» **Direction**
Tally the lines in the material below that contain the string "series". Reply with the count alone.
begin Provided entries
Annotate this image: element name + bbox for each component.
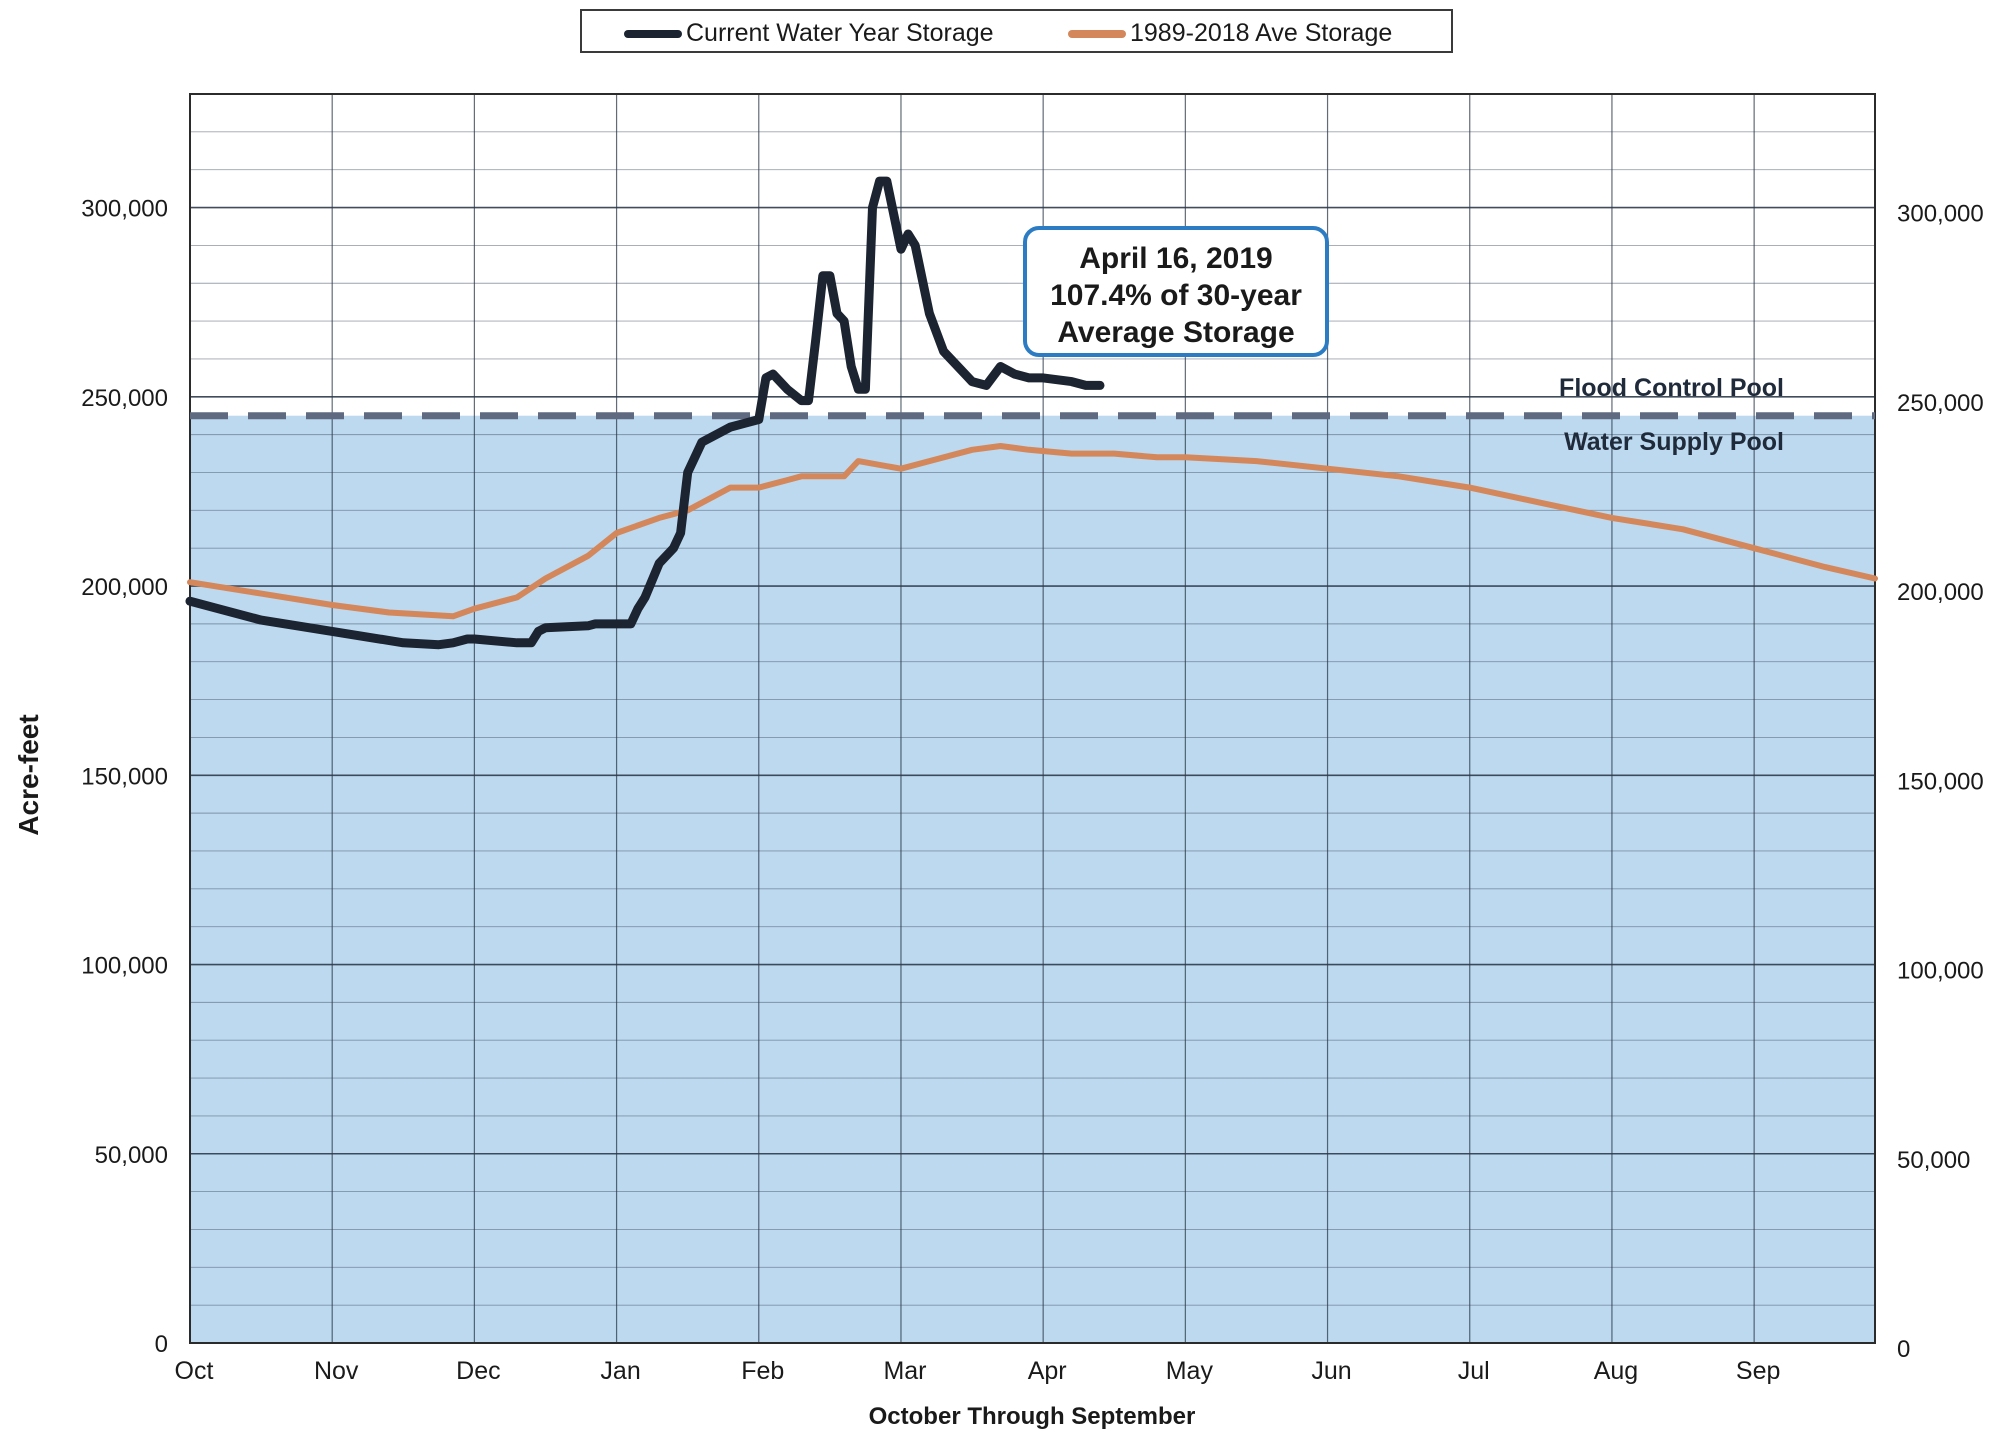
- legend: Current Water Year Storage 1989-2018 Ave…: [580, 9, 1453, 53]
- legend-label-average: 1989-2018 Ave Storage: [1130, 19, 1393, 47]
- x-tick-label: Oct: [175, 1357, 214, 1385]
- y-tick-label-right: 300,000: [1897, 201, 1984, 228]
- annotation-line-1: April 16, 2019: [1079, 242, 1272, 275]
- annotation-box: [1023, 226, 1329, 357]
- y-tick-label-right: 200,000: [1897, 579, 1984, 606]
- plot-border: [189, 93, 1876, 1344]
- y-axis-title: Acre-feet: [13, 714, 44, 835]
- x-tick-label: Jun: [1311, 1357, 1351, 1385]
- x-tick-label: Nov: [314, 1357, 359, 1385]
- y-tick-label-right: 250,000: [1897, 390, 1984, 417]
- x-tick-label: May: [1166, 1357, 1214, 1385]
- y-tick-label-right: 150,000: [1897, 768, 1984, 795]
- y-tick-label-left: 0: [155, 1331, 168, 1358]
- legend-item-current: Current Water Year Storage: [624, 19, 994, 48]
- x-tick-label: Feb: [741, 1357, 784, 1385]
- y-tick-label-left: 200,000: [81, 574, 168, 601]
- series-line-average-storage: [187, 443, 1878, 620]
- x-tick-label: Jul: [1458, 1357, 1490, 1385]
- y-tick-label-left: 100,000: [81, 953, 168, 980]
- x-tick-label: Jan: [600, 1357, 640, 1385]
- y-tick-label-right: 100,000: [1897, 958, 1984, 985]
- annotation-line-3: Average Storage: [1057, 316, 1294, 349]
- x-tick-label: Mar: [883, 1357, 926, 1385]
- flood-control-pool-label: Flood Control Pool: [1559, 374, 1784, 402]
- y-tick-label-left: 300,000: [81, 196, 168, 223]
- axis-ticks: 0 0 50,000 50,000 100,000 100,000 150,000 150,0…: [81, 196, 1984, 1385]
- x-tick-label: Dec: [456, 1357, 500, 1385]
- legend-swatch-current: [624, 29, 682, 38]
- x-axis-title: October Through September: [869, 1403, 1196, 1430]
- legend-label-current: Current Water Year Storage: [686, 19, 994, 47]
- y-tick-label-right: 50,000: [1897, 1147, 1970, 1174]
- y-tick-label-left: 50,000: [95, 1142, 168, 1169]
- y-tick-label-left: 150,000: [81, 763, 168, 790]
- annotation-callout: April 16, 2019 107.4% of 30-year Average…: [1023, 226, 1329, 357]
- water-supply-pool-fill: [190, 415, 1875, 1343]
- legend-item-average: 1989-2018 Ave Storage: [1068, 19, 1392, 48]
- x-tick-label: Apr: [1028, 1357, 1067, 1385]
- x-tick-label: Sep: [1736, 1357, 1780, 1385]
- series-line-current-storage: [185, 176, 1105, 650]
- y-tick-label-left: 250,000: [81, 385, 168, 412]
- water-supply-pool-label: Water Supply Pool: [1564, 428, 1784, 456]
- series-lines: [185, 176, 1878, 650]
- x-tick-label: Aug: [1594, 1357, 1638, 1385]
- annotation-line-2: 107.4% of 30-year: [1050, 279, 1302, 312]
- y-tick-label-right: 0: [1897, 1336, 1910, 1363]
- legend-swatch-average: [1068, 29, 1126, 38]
end Provided entries
» **Problem solution**
3